Instrução dada 1: Junte todas as linhas das entradas em que aparece a palavra "category", que é uma categoria. Maiúsculas e minúsculas contam.

Texto extraído:
Se a água benta e um crucifixo já foram os piores inimigos do monstro, esse conceito foi deixado de lado quando Anne Rice escreveu Entrevista com o Vampiro. O cânone da criatura é constantemente modificado e as novidades são implementadas na mitologia do monstro a depender do sucesso de cada obra.
“O vampiro é um avatar dos problemas da época em que ele está sendo escrito”, diz o pesquisador. “É uma criatura apavorante, mas que também é sedutora. Ele é um ideal de imortalidade e de beleza, mas também é perigoso. É uma criatura muito ambígua e maleável, que se adapta a inúmeras situações”.
Para ele, o monstro é sempre a metáfora para o outro. “Uma pessoa de outra religião, de outro país, de outra etnia, de outra sexualidade. É uma criatura feita para discutir questões contemporâneas”.
A domesticação do vampiro
O monstro pode até ter surgido nas páginas de terror, mas hoje em dia está presente nos mais variados gêneros. No Brasil, por exemplo, fez sucesso nas novelas Vamp e O Beijo do Vampiro. Na comédia, o filme e a série O Que Fazemos nas Sombras retrata de maneira cômica a vida (ou a morte) de tais criaturas. É no romance, no entanto, que a criatura encontrou uma força inesperada. Na última década, não há como falar de vampiros sem lembrar da saga Crepúsculo, escrita por Stephenie Meyer.

Entradas da tarefa:
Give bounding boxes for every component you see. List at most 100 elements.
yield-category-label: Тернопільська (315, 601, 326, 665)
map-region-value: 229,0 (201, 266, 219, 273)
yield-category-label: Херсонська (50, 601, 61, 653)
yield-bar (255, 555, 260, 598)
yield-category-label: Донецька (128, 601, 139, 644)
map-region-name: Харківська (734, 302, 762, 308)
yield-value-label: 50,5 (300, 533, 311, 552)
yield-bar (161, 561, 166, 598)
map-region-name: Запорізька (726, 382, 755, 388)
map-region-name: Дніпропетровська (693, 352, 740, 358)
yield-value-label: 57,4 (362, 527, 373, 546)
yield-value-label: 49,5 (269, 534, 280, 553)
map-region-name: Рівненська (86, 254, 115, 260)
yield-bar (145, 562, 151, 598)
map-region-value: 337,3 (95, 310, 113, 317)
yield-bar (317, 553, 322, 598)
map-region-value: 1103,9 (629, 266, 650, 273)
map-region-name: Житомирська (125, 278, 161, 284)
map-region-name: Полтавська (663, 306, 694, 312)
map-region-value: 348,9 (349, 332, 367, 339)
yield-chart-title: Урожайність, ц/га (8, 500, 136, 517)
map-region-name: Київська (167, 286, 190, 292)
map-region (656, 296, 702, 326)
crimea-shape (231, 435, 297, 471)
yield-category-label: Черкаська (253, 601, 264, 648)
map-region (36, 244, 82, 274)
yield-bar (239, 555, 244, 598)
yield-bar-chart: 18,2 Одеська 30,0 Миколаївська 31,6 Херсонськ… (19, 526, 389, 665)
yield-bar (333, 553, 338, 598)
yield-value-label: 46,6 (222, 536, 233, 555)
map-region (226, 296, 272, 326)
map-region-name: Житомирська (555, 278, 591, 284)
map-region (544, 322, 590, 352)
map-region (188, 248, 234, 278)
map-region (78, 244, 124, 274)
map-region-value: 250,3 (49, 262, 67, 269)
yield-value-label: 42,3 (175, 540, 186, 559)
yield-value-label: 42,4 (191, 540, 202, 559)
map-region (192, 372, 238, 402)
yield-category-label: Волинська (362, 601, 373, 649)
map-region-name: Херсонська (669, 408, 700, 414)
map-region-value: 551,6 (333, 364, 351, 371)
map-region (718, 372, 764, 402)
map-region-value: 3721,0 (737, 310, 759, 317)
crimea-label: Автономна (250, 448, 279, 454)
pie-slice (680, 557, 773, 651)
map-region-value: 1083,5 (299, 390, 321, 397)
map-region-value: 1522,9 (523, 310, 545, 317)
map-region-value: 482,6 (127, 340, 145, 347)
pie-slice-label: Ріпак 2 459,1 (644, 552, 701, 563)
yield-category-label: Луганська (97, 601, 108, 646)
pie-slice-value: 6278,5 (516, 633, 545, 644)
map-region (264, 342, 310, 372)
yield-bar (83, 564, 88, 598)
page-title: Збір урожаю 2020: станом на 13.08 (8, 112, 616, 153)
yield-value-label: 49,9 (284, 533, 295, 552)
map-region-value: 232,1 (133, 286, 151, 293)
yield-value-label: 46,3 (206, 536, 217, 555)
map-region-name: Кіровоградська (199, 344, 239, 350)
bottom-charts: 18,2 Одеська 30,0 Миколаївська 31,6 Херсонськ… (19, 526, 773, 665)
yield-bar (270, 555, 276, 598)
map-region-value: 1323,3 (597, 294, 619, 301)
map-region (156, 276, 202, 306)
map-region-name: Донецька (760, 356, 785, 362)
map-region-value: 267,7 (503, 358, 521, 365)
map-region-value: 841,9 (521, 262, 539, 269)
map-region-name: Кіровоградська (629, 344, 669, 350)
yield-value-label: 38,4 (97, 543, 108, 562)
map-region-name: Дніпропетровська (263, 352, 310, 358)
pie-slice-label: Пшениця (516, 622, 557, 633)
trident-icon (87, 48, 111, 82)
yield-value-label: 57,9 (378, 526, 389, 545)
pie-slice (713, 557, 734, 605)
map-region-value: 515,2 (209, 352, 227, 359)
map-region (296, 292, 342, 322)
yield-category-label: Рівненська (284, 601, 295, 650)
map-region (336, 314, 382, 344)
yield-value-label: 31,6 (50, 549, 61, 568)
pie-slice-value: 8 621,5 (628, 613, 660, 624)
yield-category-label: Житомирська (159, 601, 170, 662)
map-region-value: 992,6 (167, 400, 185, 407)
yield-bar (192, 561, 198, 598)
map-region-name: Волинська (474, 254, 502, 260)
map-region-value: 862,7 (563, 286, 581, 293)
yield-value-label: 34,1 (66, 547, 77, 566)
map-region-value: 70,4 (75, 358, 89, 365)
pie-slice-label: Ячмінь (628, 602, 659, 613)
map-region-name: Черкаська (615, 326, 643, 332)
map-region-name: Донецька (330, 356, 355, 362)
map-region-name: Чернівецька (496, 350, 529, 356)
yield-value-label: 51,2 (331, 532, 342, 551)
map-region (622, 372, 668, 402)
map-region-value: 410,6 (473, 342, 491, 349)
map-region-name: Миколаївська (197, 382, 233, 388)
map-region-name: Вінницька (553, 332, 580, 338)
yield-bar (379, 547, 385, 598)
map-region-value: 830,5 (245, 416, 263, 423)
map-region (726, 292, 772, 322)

Instrução dada 2: Retome o texto sobre vampiros a partir do ponto em que ele para.

Resposta 1:
yield-category-label: Тернопільська (315, 601, 326, 665)
yield-category-label: Херсонська (50, 601, 61, 653)
yield-category-label: Донецька (128, 601, 139, 644)
yield-category-label: Черкаська (253, 601, 264, 648)
yield-category-label: Волинська (362, 601, 373, 649)
yield-category-label: Луганська (97, 601, 108, 646)
yield-category-label: Рівненська (284, 601, 295, 650)
yield-category-label: Житомирська (159, 601, 170, 662)

Resposta 2:
“Ao longo dos séculos, o vampiro sai da posição de predador e se torna naturalizado. Depois, ele é humanizado e, por fim, domesticado”, afirma Matangrano, citando os estudos do teórico catalão David Roas. “Em Crepúsculo, temos um vampiro que mantém todas as características atrativas da criatura, mas que perde a maior parte dos traços monstruosos. Ele deixa de ser um monstro e se torna quase um super-herói”.
Para o pesquisador, é essa capacidade de se adaptar que faz com que a criatura se mantenha relevante ao longo de diferentes gerações. “A criatura surge na modernidade, se adapta a contemporaneidade e agora responde aos anseios do mundo pós-moderno. É um fenômeno interessante a necessidade que temos de repensar nossa relação com os monstros.”
O sucesso do triângulo amoroso entre Bella, Edward e Jacob criou uma tendência no mercado literário: livros de vampiros voltados ao público infantojuvenil com forte enfoque no romance. “Faço parte da geração de leitores que ficou obcecada por livros por conta de Crepúsculo”, afirma a escritora Luisa Landre. Ela é conhecida por seus dois livros Noturnas e Natalinas e Fios de Sangue, duas obras sobre o relacionamento amoroso entre duas vampiras.
“O vampiro criado por Stephenie Meyer tornou a criatura mais palatável para um público que talvez não se interesse tanto por histórias de terror”, afirma a autora. Para ela, há um interesse entre os jovens de projetar certas fantasias românticas e sexuais em criaturas monstruosas. “Quando você coloca essas fantasias em um lugar fantástico, você tem uma maior liberdade para expressar esse tipo de sentimento. O vampiro, por ser o mais humano dos monstros, acaba se tornando um lugar seguro para esse tipo de história.”
Onde assistir aos filmes e séries sobre vampiros?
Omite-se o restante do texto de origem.